*INFORMATION SUPPLIED*.
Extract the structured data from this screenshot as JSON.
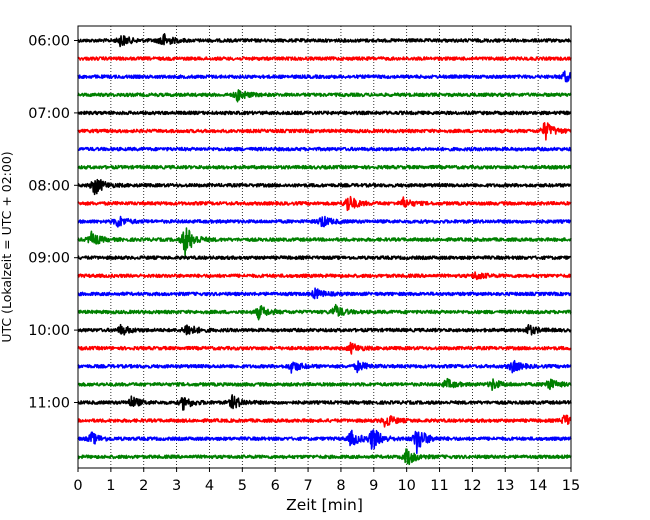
{
  "chart_data": {
    "type": "line",
    "title": "",
    "xlabel": "Zeit  [min]",
    "ylabel": "UTC (Lokalzeit = UTC + 02:00)",
    "xlim": [
      0,
      15
    ],
    "x_ticks": [
      "0",
      "1",
      "2",
      "3",
      "4",
      "5",
      "6",
      "7",
      "8",
      "9",
      "10",
      "11",
      "12",
      "13",
      "14",
      "15"
    ],
    "y_tick_labels": [
      "06:00",
      "07:00",
      "08:00",
      "09:00",
      "10:00",
      "11:00"
    ],
    "grid": {
      "x": true,
      "y": false,
      "style": "dotted"
    },
    "trace_interval_minutes": 15,
    "trace_colors": [
      "#000000",
      "#ff0000",
      "#0000ff",
      "#008000"
    ],
    "traces": [
      {
        "time": "06:00",
        "color": "#000000",
        "events": [
          {
            "t": 1.3,
            "amp": 6
          },
          {
            "t": 2.55,
            "amp": 8
          }
        ]
      },
      {
        "time": "06:15",
        "color": "#ff0000",
        "events": []
      },
      {
        "time": "06:30",
        "color": "#0000ff",
        "events": [
          {
            "t": 14.8,
            "amp": 5
          }
        ]
      },
      {
        "time": "06:45",
        "color": "#008000",
        "events": [
          {
            "t": 4.85,
            "amp": 6
          }
        ]
      },
      {
        "time": "07:00",
        "color": "#000000",
        "events": []
      },
      {
        "time": "07:15",
        "color": "#ff0000",
        "events": [
          {
            "t": 14.2,
            "amp": 10
          }
        ]
      },
      {
        "time": "07:30",
        "color": "#0000ff",
        "events": []
      },
      {
        "time": "07:45",
        "color": "#008000",
        "events": []
      },
      {
        "time": "08:00",
        "color": "#000000",
        "events": [
          {
            "t": 0.5,
            "amp": 10
          }
        ]
      },
      {
        "time": "08:15",
        "color": "#ff0000",
        "events": [
          {
            "t": 8.2,
            "amp": 9
          },
          {
            "t": 9.9,
            "amp": 5
          }
        ]
      },
      {
        "time": "08:30",
        "color": "#0000ff",
        "events": [
          {
            "t": 1.2,
            "amp": 6
          },
          {
            "t": 7.4,
            "amp": 6
          }
        ]
      },
      {
        "time": "08:45",
        "color": "#008000",
        "events": [
          {
            "t": 0.4,
            "amp": 7
          },
          {
            "t": 3.25,
            "amp": 16
          }
        ]
      },
      {
        "time": "09:00",
        "color": "#000000",
        "events": []
      },
      {
        "time": "09:15",
        "color": "#ff0000",
        "events": [
          {
            "t": 12.1,
            "amp": 4
          }
        ]
      },
      {
        "time": "09:30",
        "color": "#0000ff",
        "events": [
          {
            "t": 7.2,
            "amp": 5
          }
        ]
      },
      {
        "time": "09:45",
        "color": "#008000",
        "events": [
          {
            "t": 5.5,
            "amp": 7
          },
          {
            "t": 7.8,
            "amp": 7
          }
        ]
      },
      {
        "time": "10:00",
        "color": "#000000",
        "events": [
          {
            "t": 1.3,
            "amp": 5
          },
          {
            "t": 3.3,
            "amp": 7
          },
          {
            "t": 13.7,
            "amp": 5
          }
        ]
      },
      {
        "time": "10:15",
        "color": "#ff0000",
        "events": [
          {
            "t": 8.3,
            "amp": 5
          }
        ]
      },
      {
        "time": "10:30",
        "color": "#0000ff",
        "events": [
          {
            "t": 6.5,
            "amp": 6
          },
          {
            "t": 8.5,
            "amp": 5
          },
          {
            "t": 13.2,
            "amp": 6
          }
        ]
      },
      {
        "time": "10:45",
        "color": "#008000",
        "events": [
          {
            "t": 11.2,
            "amp": 5
          },
          {
            "t": 12.6,
            "amp": 5
          },
          {
            "t": 14.3,
            "amp": 6
          }
        ]
      },
      {
        "time": "11:00",
        "color": "#000000",
        "events": [
          {
            "t": 1.6,
            "amp": 6
          },
          {
            "t": 3.2,
            "amp": 7
          },
          {
            "t": 4.7,
            "amp": 7
          }
        ]
      },
      {
        "time": "11:15",
        "color": "#ff0000",
        "events": [
          {
            "t": 9.35,
            "amp": 7
          },
          {
            "t": 14.8,
            "amp": 6
          }
        ]
      },
      {
        "time": "11:30",
        "color": "#0000ff",
        "events": [
          {
            "t": 0.4,
            "amp": 6
          },
          {
            "t": 8.3,
            "amp": 8
          },
          {
            "t": 8.95,
            "amp": 12
          },
          {
            "t": 10.3,
            "amp": 14
          }
        ]
      },
      {
        "time": "11:45",
        "color": "#008000",
        "events": [
          {
            "t": 10.0,
            "amp": 9
          }
        ]
      }
    ]
  }
}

*DESCRIPTION OF THE TASK*. Repeat the data exactly, dropping every picture it holds.

*THE SOLUTION*.
Extract the structured data from this screenshot as JSON.
{
  "chart_data": {
    "type": "line",
    "title": "",
    "xlabel": "Zeit  [min]",
    "ylabel": "UTC (Lokalzeit = UTC + 02:00)",
    "xlim": [
      0,
      15
    ],
    "x_ticks": [
      "0",
      "1",
      "2",
      "3",
      "4",
      "5",
      "6",
      "7",
      "8",
      "9",
      "10",
      "11",
      "12",
      "13",
      "14",
      "15"
    ],
    "y_tick_labels": [
      "06:00",
      "07:00",
      "08:00",
      "09:00",
      "10:00",
      "11:00"
    ],
    "grid": {
      "x": true,
      "y": false,
      "style": "dotted"
    },
    "trace_interval_minutes": 15,
    "trace_colors": [
      "#000000",
      "#ff0000",
      "#0000ff",
      "#008000"
    ],
    "traces": [
      {
        "time": "06:00",
        "color": "#000000",
        "events": [
          {
            "t": 1.3,
            "amp": 6
          },
          {
            "t": 2.55,
            "amp": 8
          }
        ]
      },
      {
        "time": "06:15",
        "color": "#ff0000",
        "events": []
      },
      {
        "time": "06:30",
        "color": "#0000ff",
        "events": [
          {
            "t": 14.8,
            "amp": 5
          }
        ]
      },
      {
        "time": "06:45",
        "color": "#008000",
        "events": [
          {
            "t": 4.85,
            "amp": 6
          }
        ]
      },
      {
        "time": "07:00",
        "color": "#000000",
        "events": []
      },
      {
        "time": "07:15",
        "color": "#ff0000",
        "events": [
          {
            "t": 14.2,
            "amp": 10
          }
        ]
      },
      {
        "time": "07:30",
        "color": "#0000ff",
        "events": []
      },
      {
        "time": "07:45",
        "color": "#008000",
        "events": []
      },
      {
        "time": "08:00",
        "color": "#000000",
        "events": [
          {
            "t": 0.5,
            "amp": 10
          }
        ]
      },
      {
        "time": "08:15",
        "color": "#ff0000",
        "events": [
          {
            "t": 8.2,
            "amp": 9
          },
          {
            "t": 9.9,
            "amp": 5
          }
        ]
      },
      {
        "time": "08:30",
        "color": "#0000ff",
        "events": [
          {
            "t": 1.2,
            "amp": 6
          },
          {
            "t": 7.4,
            "amp": 6
          }
        ]
      },
      {
        "time": "08:45",
        "color": "#008000",
        "events": [
          {
            "t": 0.4,
            "amp": 7
          },
          {
            "t": 3.25,
            "amp": 16
          }
        ]
      },
      {
        "time": "09:00",
        "color": "#000000",
        "events": []
      },
      {
        "time": "09:15",
        "color": "#ff0000",
        "events": [
          {
            "t": 12.1,
            "amp": 4
          }
        ]
      },
      {
        "time": "09:30",
        "color": "#0000ff",
        "events": [
          {
            "t": 7.2,
            "amp": 5
          }
        ]
      },
      {
        "time": "09:45",
        "color": "#008000",
        "events": [
          {
            "t": 5.5,
            "amp": 7
          },
          {
            "t": 7.8,
            "amp": 7
          }
        ]
      },
      {
        "time": "10:00",
        "color": "#000000",
        "events": [
          {
            "t": 1.3,
            "amp": 5
          },
          {
            "t": 3.3,
            "amp": 7
          },
          {
            "t": 13.7,
            "amp": 5
          }
        ]
      },
      {
        "time": "10:15",
        "color": "#ff0000",
        "events": [
          {
            "t": 8.3,
            "amp": 5
          }
        ]
      },
      {
        "time": "10:30",
        "color": "#0000ff",
        "events": [
          {
            "t": 6.5,
            "amp": 6
          },
          {
            "t": 8.5,
            "amp": 5
          },
          {
            "t": 13.2,
            "amp": 6
          }
        ]
      },
      {
        "time": "10:45",
        "color": "#008000",
        "events": [
          {
            "t": 11.2,
            "amp": 5
          },
          {
            "t": 12.6,
            "amp": 5
          },
          {
            "t": 14.3,
            "amp": 6
          }
        ]
      },
      {
        "time": "11:00",
        "color": "#000000",
        "events": [
          {
            "t": 1.6,
            "amp": 6
          },
          {
            "t": 3.2,
            "amp": 7
          },
          {
            "t": 4.7,
            "amp": 7
          }
        ]
      },
      {
        "time": "11:15",
        "color": "#ff0000",
        "events": [
          {
            "t": 9.35,
            "amp": 7
          },
          {
            "t": 14.8,
            "amp": 6
          }
        ]
      },
      {
        "time": "11:30",
        "color": "#0000ff",
        "events": [
          {
            "t": 0.4,
            "amp": 6
          },
          {
            "t": 8.3,
            "amp": 8
          },
          {
            "t": 8.95,
            "amp": 12
          },
          {
            "t": 10.3,
            "amp": 14
          }
        ]
      },
      {
        "time": "11:45",
        "color": "#008000",
        "events": [
          {
            "t": 10.0,
            "amp": 9
          }
        ]
      }
    ]
  }
}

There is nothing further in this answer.